──────── DATA SUPPLIED ────────

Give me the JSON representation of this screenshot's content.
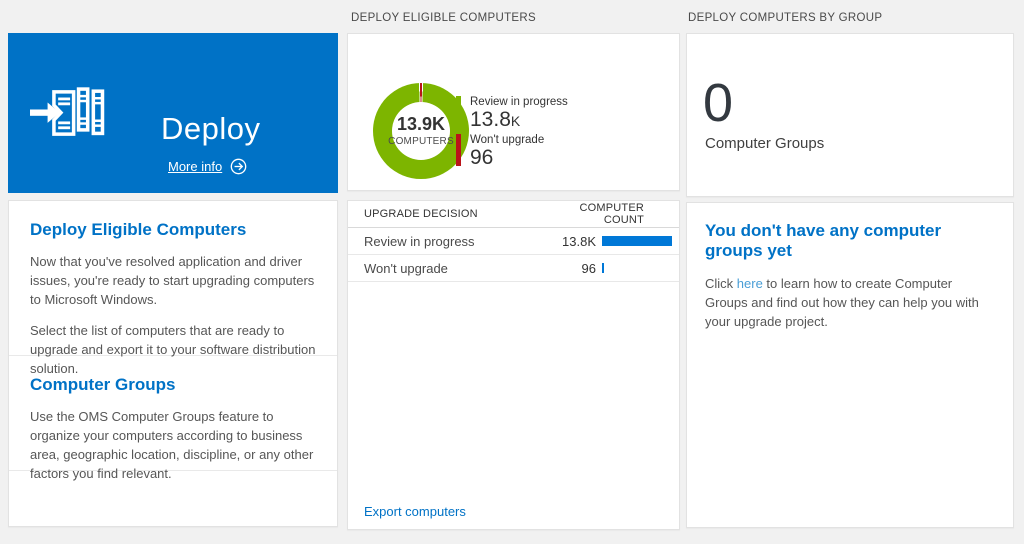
{
  "headers": {
    "eligible_computers": "DEPLOY ELIGIBLE COMPUTERS",
    "computers_by_group": "DEPLOY COMPUTERS BY GROUP"
  },
  "tile": {
    "title": "Deploy",
    "more_info_label": "More info"
  },
  "left_card": {
    "section1_heading": "Deploy Eligible Computers",
    "section1_p1": "Now that you've resolved application and driver issues, you're ready to start upgrading computers to Microsoft Windows.",
    "section1_p2": "Select the list of computers that are ready to upgrade and export it to your software distribution solution.",
    "section2_heading": "Computer Groups",
    "section2_p1": "Use the OMS Computer Groups feature to organize your computers according to business area, geographic location, discipline, or any other factors you find relevant."
  },
  "donut_card": {
    "center_value": "13.9K",
    "center_label": "COMPUTERS"
  },
  "table_card": {
    "col1_header": "UPGRADE DECISION",
    "col2_header": "COMPUTER COUNT",
    "export_label": "Export computers"
  },
  "groups_cards": {
    "count": "0",
    "count_label": "Computer Groups",
    "empty_heading": "You don't have any computer groups yet",
    "empty_pre": "Click ",
    "empty_link": "here",
    "empty_post": " to learn how to create Computer Groups and find out how they can help you with your upgrade project."
  },
  "colors": {
    "tile_blue": "#0072c6",
    "accent_blue": "#0072c6",
    "light_link_blue": "#4a9ed6",
    "bar_blue": "#0078d7",
    "donut_green": "#7db500",
    "donut_red": "#ba141a"
  },
  "chart_data": [
    {
      "type": "pie",
      "title": "DEPLOY ELIGIBLE COMPUTERS",
      "center_value": "13.9K",
      "center_label": "COMPUTERS",
      "legend_position": "right",
      "segments": [
        {
          "label": "Review in progress",
          "value": 13800,
          "display": "13.8",
          "suffix": "K",
          "color": "#7db500"
        },
        {
          "label": "Won't upgrade",
          "value": 96,
          "display": "96",
          "suffix": "",
          "color": "#ba141a"
        }
      ]
    },
    {
      "type": "table",
      "columns": [
        "UPGRADE DECISION",
        "COMPUTER COUNT"
      ],
      "bar_color": "#0078d7",
      "rows": [
        {
          "label": "Review in progress",
          "value": 13800,
          "display": "13.8K"
        },
        {
          "label": "Won't upgrade",
          "value": 96,
          "display": "96"
        }
      ]
    }
  ]
}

────────

(SHORT TASK): Repeat all the records above exactly, leaving out any pictures.

(EXPECTED ANSWER):
Give me the JSON representation of this screenshot's content.
{
  "headers": {
    "eligible_computers": "DEPLOY ELIGIBLE COMPUTERS",
    "computers_by_group": "DEPLOY COMPUTERS BY GROUP"
  },
  "tile": {
    "title": "Deploy",
    "more_info_label": "More info"
  },
  "left_card": {
    "section1_heading": "Deploy Eligible Computers",
    "section1_p1": "Now that you've resolved application and driver issues, you're ready to start upgrading computers to Microsoft Windows.",
    "section1_p2": "Select the list of computers that are ready to upgrade and export it to your software distribution solution.",
    "section2_heading": "Computer Groups",
    "section2_p1": "Use the OMS Computer Groups feature to organize your computers according to business area, geographic location, discipline, or any other factors you find relevant."
  },
  "donut_card": {
    "center_value": "13.9K",
    "center_label": "COMPUTERS"
  },
  "table_card": {
    "col1_header": "UPGRADE DECISION",
    "col2_header": "COMPUTER COUNT",
    "export_label": "Export computers"
  },
  "groups_cards": {
    "count": "0",
    "count_label": "Computer Groups",
    "empty_heading": "You don't have any computer groups yet",
    "empty_pre": "Click ",
    "empty_link": "here",
    "empty_post": " to learn how to create Computer Groups and find out how they can help you with your upgrade project."
  },
  "colors": {
    "tile_blue": "#0072c6",
    "accent_blue": "#0072c6",
    "light_link_blue": "#4a9ed6",
    "bar_blue": "#0078d7",
    "donut_green": "#7db500",
    "donut_red": "#ba141a"
  },
  "chart_data": [
    {
      "type": "pie",
      "title": "DEPLOY ELIGIBLE COMPUTERS",
      "center_value": "13.9K",
      "center_label": "COMPUTERS",
      "legend_position": "right",
      "segments": [
        {
          "label": "Review in progress",
          "value": 13800,
          "display": "13.8",
          "suffix": "K",
          "color": "#7db500"
        },
        {
          "label": "Won't upgrade",
          "value": 96,
          "display": "96",
          "suffix": "",
          "color": "#ba141a"
        }
      ]
    },
    {
      "type": "table",
      "columns": [
        "UPGRADE DECISION",
        "COMPUTER COUNT"
      ],
      "bar_color": "#0078d7",
      "rows": [
        {
          "label": "Review in progress",
          "value": 13800,
          "display": "13.8K"
        },
        {
          "label": "Won't upgrade",
          "value": 96,
          "display": "96"
        }
      ]
    }
  ]
}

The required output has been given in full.